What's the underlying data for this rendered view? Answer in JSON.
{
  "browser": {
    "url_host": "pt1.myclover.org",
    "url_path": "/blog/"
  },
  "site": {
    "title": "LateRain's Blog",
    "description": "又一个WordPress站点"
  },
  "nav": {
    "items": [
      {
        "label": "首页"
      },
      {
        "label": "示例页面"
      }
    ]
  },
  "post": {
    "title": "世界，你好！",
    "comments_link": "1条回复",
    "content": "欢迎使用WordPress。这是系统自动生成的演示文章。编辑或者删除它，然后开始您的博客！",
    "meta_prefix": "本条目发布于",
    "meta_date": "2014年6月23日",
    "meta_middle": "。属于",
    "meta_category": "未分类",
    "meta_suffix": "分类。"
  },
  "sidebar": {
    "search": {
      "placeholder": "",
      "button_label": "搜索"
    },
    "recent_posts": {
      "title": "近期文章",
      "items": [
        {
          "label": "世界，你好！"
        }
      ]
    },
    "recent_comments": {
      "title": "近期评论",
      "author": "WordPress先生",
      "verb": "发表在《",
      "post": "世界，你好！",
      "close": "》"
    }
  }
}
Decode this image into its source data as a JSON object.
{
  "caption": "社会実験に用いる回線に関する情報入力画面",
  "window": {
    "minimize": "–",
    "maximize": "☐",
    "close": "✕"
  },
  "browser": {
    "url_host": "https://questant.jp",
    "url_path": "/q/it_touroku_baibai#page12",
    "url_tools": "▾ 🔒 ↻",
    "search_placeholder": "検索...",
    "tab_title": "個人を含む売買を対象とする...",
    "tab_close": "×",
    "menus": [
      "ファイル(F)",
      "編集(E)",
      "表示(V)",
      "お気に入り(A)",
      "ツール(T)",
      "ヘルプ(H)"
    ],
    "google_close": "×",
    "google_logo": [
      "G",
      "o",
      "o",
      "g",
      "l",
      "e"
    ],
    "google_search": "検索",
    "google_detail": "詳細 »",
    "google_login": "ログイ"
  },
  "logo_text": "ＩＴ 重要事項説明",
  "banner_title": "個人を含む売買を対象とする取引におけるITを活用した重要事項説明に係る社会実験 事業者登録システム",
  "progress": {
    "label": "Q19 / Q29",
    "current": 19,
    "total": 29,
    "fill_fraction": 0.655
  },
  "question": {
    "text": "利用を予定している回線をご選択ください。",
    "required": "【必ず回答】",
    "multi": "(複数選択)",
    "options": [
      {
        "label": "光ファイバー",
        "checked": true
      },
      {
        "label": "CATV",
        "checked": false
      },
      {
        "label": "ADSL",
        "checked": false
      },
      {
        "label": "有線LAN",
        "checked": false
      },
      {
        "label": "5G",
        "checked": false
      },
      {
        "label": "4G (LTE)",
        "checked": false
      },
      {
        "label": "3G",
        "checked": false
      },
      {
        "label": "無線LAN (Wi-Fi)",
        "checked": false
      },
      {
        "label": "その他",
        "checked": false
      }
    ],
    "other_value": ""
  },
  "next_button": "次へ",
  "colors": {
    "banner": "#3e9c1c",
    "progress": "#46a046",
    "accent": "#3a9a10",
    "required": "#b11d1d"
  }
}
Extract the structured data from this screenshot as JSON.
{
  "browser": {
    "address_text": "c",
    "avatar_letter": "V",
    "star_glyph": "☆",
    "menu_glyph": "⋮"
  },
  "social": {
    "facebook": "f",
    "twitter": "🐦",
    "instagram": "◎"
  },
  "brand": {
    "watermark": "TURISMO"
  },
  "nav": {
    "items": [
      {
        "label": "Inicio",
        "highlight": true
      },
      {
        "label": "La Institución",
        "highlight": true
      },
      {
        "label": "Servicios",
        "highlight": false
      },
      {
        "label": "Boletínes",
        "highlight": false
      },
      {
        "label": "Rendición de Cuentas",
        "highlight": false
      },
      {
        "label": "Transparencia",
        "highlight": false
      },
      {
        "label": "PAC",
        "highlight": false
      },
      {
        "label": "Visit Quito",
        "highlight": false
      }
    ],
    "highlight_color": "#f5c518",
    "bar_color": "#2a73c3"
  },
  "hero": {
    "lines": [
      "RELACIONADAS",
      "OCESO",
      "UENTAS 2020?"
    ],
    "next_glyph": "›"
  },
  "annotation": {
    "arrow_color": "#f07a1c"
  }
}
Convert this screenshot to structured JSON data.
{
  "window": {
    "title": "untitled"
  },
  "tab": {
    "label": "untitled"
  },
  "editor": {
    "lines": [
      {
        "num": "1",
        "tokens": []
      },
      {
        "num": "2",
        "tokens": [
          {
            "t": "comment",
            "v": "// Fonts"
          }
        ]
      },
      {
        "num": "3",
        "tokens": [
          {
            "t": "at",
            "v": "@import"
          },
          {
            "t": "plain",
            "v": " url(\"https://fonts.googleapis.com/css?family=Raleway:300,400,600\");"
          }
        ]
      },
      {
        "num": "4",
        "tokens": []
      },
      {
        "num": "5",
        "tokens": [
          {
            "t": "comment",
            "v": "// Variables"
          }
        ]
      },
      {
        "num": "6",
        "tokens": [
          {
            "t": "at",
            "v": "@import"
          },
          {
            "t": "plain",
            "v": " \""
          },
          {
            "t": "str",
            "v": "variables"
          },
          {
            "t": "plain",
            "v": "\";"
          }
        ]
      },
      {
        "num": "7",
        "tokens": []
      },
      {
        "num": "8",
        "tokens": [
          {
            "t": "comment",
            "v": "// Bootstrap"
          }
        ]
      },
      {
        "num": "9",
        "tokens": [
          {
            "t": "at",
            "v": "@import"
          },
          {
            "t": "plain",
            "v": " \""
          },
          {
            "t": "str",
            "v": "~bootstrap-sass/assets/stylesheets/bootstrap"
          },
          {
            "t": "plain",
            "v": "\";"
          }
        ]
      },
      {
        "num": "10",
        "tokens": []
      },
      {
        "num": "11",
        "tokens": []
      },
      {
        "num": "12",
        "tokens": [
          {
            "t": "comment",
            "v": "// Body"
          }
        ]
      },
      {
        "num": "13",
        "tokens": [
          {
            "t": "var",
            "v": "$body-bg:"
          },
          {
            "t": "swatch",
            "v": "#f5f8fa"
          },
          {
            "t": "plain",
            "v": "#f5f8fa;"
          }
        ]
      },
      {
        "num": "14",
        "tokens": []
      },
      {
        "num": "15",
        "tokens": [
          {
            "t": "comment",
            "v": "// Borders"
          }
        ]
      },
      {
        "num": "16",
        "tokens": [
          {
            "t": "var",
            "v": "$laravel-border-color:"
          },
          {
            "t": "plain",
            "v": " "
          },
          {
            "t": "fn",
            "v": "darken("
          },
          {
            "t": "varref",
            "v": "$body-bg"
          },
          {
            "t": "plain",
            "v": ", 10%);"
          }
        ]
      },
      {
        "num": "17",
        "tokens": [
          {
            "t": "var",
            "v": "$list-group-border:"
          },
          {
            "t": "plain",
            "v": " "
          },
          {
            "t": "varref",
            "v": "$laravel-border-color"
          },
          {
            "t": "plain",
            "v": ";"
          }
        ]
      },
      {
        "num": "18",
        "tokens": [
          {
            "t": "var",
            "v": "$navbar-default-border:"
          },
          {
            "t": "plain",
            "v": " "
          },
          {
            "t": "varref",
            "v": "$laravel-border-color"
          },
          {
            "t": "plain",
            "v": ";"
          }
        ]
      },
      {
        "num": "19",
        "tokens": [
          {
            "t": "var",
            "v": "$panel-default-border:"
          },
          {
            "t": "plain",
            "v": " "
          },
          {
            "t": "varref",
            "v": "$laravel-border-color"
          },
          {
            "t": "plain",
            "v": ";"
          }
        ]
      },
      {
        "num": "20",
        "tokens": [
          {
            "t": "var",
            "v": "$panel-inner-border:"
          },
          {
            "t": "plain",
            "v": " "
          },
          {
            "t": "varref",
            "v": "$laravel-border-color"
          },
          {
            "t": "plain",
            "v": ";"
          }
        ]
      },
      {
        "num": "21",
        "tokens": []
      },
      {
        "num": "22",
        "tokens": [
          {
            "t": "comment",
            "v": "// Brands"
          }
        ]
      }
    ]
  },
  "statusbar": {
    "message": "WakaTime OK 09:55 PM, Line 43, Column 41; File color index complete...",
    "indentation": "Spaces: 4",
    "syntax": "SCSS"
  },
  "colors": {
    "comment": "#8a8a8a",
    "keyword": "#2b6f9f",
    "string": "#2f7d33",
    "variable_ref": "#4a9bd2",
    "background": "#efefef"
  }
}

++++++++++++++++++++

> [Exercise requirements]: Check the data for the word "default" and pull out the lines that have it.

> [Finished exercise]:
            "v": "$navbar-default-border:"
            "v": "$panel-default-border:"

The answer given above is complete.